-- start Data supplied --
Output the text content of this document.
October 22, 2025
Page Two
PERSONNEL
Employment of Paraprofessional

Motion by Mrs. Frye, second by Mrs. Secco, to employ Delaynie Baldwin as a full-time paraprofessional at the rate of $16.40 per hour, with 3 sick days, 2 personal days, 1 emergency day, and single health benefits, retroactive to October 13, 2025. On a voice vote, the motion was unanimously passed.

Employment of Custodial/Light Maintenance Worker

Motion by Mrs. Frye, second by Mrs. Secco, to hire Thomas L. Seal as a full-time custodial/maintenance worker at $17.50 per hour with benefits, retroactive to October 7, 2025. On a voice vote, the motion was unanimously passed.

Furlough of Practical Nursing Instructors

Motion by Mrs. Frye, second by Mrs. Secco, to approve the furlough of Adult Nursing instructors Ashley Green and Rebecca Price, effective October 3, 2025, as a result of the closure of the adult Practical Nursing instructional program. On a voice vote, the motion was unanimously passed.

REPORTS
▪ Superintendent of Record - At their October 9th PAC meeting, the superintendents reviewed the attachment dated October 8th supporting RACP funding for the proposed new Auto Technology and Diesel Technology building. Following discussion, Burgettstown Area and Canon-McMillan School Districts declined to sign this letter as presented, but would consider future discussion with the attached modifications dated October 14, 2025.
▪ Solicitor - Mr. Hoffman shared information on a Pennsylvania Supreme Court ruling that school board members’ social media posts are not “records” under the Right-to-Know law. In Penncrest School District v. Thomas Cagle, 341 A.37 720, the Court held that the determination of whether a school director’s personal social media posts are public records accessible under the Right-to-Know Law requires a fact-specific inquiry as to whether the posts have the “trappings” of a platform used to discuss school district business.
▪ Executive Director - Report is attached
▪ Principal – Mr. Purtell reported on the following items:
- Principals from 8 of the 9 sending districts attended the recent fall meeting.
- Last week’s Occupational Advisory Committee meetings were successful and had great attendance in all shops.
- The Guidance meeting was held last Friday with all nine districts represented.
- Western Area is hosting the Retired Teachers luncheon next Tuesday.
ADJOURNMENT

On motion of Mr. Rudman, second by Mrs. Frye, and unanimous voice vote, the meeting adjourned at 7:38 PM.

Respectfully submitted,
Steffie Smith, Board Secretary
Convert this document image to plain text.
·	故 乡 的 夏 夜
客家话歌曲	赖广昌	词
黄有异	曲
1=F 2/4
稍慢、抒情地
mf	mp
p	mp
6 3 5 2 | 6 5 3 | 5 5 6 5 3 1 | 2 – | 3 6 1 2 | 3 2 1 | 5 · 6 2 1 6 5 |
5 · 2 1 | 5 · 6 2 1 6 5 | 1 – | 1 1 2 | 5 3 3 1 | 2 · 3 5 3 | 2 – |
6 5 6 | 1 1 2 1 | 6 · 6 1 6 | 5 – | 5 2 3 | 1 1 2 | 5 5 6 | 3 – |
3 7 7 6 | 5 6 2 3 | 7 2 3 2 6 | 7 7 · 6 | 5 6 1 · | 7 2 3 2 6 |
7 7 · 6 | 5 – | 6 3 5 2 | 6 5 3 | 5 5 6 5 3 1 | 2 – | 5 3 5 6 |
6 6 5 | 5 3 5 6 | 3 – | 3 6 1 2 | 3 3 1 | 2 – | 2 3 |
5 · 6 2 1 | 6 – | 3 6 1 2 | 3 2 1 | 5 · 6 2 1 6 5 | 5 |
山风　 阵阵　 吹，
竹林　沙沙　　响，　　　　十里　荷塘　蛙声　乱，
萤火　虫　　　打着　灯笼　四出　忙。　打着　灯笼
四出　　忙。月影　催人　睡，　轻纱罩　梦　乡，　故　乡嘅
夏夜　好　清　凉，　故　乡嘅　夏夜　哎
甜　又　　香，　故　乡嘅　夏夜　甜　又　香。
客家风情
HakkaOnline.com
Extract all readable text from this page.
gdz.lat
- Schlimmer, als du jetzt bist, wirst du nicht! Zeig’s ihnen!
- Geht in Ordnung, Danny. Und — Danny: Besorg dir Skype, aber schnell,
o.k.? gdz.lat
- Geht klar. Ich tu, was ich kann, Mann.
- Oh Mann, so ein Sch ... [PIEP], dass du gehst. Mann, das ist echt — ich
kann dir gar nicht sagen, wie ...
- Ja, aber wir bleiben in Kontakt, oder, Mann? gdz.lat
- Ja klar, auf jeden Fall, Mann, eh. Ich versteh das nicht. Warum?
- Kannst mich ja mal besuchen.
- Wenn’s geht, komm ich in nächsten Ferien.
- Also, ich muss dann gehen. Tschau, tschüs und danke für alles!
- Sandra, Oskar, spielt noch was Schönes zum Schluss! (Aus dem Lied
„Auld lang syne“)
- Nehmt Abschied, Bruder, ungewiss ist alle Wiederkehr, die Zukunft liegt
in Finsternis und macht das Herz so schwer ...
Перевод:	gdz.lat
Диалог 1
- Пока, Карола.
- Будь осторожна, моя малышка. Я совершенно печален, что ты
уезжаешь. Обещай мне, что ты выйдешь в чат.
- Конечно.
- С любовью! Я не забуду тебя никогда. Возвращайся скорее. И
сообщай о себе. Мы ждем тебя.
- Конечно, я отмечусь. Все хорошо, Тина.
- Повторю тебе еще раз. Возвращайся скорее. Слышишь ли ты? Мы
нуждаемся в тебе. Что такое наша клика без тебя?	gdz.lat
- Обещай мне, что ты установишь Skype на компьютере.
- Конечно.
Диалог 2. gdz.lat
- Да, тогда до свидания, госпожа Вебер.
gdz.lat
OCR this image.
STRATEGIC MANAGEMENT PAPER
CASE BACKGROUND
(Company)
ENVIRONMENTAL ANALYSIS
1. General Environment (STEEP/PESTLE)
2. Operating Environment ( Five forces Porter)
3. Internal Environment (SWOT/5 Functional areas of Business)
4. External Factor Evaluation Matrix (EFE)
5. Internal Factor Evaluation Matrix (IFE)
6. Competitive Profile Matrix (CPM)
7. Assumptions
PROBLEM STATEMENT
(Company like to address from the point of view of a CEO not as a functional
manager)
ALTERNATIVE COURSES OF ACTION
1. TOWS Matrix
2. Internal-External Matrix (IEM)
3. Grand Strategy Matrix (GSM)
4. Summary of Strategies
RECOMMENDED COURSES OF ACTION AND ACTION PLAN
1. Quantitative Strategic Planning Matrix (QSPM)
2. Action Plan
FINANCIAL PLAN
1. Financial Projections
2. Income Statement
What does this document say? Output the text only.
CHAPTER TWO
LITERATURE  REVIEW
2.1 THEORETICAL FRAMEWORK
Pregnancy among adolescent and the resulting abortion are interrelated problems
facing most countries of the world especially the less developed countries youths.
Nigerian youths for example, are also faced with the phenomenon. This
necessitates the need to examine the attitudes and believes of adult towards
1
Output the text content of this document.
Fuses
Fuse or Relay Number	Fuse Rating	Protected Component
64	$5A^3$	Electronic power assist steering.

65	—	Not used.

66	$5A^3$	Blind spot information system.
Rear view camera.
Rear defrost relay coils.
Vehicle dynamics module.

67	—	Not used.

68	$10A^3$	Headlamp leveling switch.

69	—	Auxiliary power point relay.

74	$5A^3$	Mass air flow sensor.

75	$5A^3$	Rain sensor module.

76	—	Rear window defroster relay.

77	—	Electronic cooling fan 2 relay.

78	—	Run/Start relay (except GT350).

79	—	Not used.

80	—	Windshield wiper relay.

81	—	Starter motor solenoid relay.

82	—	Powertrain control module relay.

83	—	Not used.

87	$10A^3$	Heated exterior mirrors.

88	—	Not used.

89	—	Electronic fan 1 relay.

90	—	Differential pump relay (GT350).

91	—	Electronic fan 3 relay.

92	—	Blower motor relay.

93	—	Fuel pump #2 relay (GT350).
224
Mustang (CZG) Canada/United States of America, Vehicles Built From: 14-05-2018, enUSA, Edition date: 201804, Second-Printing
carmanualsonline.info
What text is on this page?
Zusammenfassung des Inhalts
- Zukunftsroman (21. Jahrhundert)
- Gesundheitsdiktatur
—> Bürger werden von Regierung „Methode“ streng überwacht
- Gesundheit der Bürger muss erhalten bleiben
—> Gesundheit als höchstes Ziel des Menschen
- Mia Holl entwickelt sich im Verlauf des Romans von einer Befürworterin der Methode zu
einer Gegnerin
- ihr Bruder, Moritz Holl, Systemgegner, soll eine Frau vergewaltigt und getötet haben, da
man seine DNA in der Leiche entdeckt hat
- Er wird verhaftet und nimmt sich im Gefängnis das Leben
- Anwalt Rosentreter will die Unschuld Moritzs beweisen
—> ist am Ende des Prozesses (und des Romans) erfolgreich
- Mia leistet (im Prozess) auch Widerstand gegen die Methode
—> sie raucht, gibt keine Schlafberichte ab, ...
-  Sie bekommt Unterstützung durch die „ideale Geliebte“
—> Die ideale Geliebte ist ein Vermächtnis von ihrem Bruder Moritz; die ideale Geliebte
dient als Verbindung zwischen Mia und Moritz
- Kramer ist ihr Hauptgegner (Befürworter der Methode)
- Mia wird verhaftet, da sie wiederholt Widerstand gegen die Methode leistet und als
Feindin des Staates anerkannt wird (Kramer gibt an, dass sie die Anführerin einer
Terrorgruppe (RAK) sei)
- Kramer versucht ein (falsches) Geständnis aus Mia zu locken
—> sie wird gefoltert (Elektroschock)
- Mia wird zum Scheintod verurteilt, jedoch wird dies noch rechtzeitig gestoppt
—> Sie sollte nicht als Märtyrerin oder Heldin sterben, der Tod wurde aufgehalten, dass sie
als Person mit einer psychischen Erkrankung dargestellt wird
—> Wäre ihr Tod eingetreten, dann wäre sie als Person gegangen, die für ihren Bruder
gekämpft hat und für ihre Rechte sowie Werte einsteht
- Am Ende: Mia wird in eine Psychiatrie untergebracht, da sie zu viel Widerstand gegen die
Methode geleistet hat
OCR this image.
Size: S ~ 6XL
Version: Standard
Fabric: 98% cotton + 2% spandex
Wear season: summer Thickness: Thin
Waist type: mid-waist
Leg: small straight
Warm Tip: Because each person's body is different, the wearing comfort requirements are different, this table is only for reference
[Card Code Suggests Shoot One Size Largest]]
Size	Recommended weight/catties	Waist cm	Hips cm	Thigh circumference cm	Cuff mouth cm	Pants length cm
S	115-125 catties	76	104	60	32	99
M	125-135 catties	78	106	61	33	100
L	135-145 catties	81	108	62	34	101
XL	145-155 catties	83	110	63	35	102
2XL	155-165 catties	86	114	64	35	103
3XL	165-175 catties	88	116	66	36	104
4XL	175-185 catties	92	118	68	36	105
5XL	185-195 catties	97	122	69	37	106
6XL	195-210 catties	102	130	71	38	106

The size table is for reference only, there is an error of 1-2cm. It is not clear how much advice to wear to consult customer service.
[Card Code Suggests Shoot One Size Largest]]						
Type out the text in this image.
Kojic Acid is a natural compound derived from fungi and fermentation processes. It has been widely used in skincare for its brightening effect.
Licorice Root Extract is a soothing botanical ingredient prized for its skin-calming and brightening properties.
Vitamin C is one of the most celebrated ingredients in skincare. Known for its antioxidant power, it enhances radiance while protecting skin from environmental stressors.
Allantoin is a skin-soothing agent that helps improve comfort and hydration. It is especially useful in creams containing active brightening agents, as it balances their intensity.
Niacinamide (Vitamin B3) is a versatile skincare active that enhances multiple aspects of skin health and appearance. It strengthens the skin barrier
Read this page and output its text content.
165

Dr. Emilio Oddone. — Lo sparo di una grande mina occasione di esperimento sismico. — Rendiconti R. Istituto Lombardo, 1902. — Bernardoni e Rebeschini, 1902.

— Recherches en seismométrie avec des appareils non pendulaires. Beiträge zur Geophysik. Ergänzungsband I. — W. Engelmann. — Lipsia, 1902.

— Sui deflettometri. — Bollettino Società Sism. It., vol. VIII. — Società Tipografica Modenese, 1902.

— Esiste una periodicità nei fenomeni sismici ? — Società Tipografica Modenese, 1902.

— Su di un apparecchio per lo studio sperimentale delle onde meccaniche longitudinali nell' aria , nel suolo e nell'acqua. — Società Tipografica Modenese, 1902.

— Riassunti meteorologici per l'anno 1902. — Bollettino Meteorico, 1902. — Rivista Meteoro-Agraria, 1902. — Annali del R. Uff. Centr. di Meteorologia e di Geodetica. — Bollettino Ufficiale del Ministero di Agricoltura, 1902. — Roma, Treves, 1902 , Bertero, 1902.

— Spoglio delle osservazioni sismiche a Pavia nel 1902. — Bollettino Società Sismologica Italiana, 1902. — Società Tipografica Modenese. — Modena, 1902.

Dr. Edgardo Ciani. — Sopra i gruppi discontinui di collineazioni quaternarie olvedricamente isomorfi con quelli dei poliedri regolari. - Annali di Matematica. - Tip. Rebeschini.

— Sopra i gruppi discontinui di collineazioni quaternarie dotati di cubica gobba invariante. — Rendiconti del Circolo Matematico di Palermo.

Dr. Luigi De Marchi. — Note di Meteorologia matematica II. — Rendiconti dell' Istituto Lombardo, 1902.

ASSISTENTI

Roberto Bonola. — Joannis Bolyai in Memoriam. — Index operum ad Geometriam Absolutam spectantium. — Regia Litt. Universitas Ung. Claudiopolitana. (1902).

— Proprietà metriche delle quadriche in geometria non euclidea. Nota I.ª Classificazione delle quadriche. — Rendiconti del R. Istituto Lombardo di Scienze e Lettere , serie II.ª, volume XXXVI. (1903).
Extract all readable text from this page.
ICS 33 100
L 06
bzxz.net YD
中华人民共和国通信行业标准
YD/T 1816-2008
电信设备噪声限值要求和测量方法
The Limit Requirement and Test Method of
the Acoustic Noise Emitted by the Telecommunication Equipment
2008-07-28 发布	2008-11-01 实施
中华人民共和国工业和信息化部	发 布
-- end Data supplied --
Aim: Pick out all lines containing the string "with".

Answer to this task:
Motion by Mrs. Frye, second by Mrs. Secco, to employ Delaynie Baldwin as a full-time paraprofessional at the rate of $16.40 per hour, with 3 sick days, 2 personal days, 1 emergency day, and single health benefits, retroactive to October 13, 2025. On a voice vote, the motion was unanimously passed.
Motion by Mrs. Frye, second by Mrs. Secco, to hire Thomas L. Seal as a full-time custodial/maintenance worker at $17.50 per hour with benefits, retroactive to October 7, 2025. On a voice vote, the motion was unanimously passed.
▪ Superintendent of Record - At their October 9th PAC meeting, the superintendents reviewed the attachment dated October 8th supporting RACP funding for the proposed new Auto Technology and Diesel Technology building. Following discussion, Burgettstown Area and Canon-McMillan School Districts declined to sign this letter as presented, but would consider future discussion with the attached modifications dated October 14, 2025.
- The Guidance meeting was held last Friday with all nine districts represented.
Nigerian youths for example, are also faced with the phenomenon. This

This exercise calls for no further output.